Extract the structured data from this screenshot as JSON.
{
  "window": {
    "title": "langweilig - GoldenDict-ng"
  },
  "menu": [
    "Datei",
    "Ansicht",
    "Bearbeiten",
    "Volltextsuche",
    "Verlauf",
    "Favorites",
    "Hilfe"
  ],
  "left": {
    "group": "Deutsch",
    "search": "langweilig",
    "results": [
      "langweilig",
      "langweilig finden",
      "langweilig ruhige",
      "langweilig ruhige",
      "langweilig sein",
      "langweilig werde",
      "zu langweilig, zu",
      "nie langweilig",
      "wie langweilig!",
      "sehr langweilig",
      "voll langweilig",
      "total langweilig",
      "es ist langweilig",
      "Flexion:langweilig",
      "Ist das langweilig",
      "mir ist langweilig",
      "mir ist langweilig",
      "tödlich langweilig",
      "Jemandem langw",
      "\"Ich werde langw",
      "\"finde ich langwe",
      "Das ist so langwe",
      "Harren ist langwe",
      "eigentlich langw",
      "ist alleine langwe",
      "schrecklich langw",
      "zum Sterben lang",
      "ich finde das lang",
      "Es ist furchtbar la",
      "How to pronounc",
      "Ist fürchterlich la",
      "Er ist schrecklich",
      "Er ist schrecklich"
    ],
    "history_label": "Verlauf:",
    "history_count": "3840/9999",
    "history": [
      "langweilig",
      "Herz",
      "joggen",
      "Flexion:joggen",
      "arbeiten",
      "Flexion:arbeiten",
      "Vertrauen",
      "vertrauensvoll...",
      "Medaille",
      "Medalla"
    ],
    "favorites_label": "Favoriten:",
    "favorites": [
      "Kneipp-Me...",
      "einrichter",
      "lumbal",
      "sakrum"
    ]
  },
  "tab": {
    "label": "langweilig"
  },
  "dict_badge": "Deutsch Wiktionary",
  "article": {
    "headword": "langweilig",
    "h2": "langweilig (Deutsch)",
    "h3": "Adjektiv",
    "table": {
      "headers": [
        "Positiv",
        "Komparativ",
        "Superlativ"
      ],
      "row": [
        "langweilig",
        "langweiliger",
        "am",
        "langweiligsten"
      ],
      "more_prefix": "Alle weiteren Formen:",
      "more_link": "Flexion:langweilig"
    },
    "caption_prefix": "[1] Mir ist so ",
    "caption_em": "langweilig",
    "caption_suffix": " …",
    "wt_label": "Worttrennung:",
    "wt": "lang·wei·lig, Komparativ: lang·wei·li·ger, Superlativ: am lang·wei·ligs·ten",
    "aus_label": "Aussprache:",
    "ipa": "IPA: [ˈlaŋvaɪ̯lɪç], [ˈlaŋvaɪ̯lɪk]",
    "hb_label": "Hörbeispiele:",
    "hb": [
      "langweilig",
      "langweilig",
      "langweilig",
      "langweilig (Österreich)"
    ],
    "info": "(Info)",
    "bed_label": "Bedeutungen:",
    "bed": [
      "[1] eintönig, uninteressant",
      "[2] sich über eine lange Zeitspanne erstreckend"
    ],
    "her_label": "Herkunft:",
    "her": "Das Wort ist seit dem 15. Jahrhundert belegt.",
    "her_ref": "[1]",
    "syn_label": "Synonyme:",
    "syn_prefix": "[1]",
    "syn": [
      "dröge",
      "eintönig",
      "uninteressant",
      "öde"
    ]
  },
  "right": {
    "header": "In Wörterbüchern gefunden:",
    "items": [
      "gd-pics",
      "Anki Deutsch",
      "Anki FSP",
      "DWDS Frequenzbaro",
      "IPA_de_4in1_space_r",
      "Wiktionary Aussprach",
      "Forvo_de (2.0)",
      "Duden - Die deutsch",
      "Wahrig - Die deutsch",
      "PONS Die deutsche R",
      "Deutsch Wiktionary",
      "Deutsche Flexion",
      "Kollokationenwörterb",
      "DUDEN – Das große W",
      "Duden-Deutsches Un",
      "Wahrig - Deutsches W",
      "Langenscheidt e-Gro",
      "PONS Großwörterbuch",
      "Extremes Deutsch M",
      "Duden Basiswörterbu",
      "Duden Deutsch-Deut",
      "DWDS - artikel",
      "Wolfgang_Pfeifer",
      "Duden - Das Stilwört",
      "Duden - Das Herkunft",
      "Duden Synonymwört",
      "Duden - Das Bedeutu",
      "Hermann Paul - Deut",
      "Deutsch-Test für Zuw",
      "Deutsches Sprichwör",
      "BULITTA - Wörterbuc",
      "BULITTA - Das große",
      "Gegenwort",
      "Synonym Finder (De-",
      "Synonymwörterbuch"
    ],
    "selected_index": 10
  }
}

......

Your task is to repeat the data exactly; please include every line.

Extract the structured data from this screenshot as JSON.
{
  "window": {
    "title": "langweilig - GoldenDict-ng"
  },
  "menu": [
    "Datei",
    "Ansicht",
    "Bearbeiten",
    "Volltextsuche",
    "Verlauf",
    "Favorites",
    "Hilfe"
  ],
  "left": {
    "group": "Deutsch",
    "search": "langweilig",
    "results": [
      "langweilig",
      "langweilig finden",
      "langweilig ruhige",
      "langweilig ruhige",
      "langweilig sein",
      "langweilig werde",
      "zu langweilig, zu",
      "nie langweilig",
      "wie langweilig!",
      "sehr langweilig",
      "voll langweilig",
      "total langweilig",
      "es ist langweilig",
      "Flexion:langweilig",
      "Ist das langweilig",
      "mir ist langweilig",
      "mir ist langweilig",
      "tödlich langweilig",
      "Jemandem langw",
      "\"Ich werde langw",
      "\"finde ich langwe",
      "Das ist so langwe",
      "Harren ist langwe",
      "eigentlich langw",
      "ist alleine langwe",
      "schrecklich langw",
      "zum Sterben lang",
      "ich finde das lang",
      "Es ist furchtbar la",
      "How to pronounc",
      "Ist fürchterlich la",
      "Er ist schrecklich",
      "Er ist schrecklich"
    ],
    "history_label": "Verlauf:",
    "history_count": "3840/9999",
    "history": [
      "langweilig",
      "Herz",
      "joggen",
      "Flexion:joggen",
      "arbeiten",
      "Flexion:arbeiten",
      "Vertrauen",
      "vertrauensvoll...",
      "Medaille",
      "Medalla"
    ],
    "favorites_label": "Favoriten:",
    "favorites": [
      "Kneipp-Me...",
      "einrichter",
      "lumbal",
      "sakrum"
    ]
  },
  "tab": {
    "label": "langweilig"
  },
  "dict_badge": "Deutsch Wiktionary",
  "article": {
    "headword": "langweilig",
    "h2": "langweilig (Deutsch)",
    "h3": "Adjektiv",
    "table": {
      "headers": [
        "Positiv",
        "Komparativ",
        "Superlativ"
      ],
      "row": [
        "langweilig",
        "langweiliger",
        "am",
        "langweiligsten"
      ],
      "more_prefix": "Alle weiteren Formen:",
      "more_link": "Flexion:langweilig"
    },
    "caption_prefix": "[1] Mir ist so ",
    "caption_em": "langweilig",
    "caption_suffix": " …",
    "wt_label": "Worttrennung:",
    "wt": "lang·wei·lig, Komparativ: lang·wei·li·ger, Superlativ: am lang·wei·ligs·ten",
    "aus_label": "Aussprache:",
    "ipa": "IPA: [ˈlaŋvaɪ̯lɪç], [ˈlaŋvaɪ̯lɪk]",
    "hb_label": "Hörbeispiele:",
    "hb": [
      "langweilig",
      "langweilig",
      "langweilig",
      "langweilig (Österreich)"
    ],
    "info": "(Info)",
    "bed_label": "Bedeutungen:",
    "bed": [
      "[1] eintönig, uninteressant",
      "[2] sich über eine lange Zeitspanne erstreckend"
    ],
    "her_label": "Herkunft:",
    "her": "Das Wort ist seit dem 15. Jahrhundert belegt.",
    "her_ref": "[1]",
    "syn_label": "Synonyme:",
    "syn_prefix": "[1]",
    "syn": [
      "dröge",
      "eintönig",
      "uninteressant",
      "öde"
    ]
  },
  "right": {
    "header": "In Wörterbüchern gefunden:",
    "items": [
      "gd-pics",
      "Anki Deutsch",
      "Anki FSP",
      "DWDS Frequenzbaro",
      "IPA_de_4in1_space_r",
      "Wiktionary Aussprach",
      "Forvo_de (2.0)",
      "Duden - Die deutsch",
      "Wahrig - Die deutsch",
      "PONS Die deutsche R",
      "Deutsch Wiktionary",
      "Deutsche Flexion",
      "Kollokationenwörterb",
      "DUDEN – Das große W",
      "Duden-Deutsches Un",
      "Wahrig - Deutsches W",
      "Langenscheidt e-Gro",
      "PONS Großwörterbuch",
      "Extremes Deutsch M",
      "Duden Basiswörterbu",
      "Duden Deutsch-Deut",
      "DWDS - artikel",
      "Wolfgang_Pfeifer",
      "Duden - Das Stilwört",
      "Duden - Das Herkunft",
      "Duden Synonymwört",
      "Duden - Das Bedeutu",
      "Hermann Paul - Deut",
      "Deutsch-Test für Zuw",
      "Deutsches Sprichwör",
      "BULITTA - Wörterbuc",
      "BULITTA - Das große",
      "Gegenwort",
      "Synonym Finder (De-",
      "Synonymwörterbuch"
    ],
    "selected_index": 10
  }
}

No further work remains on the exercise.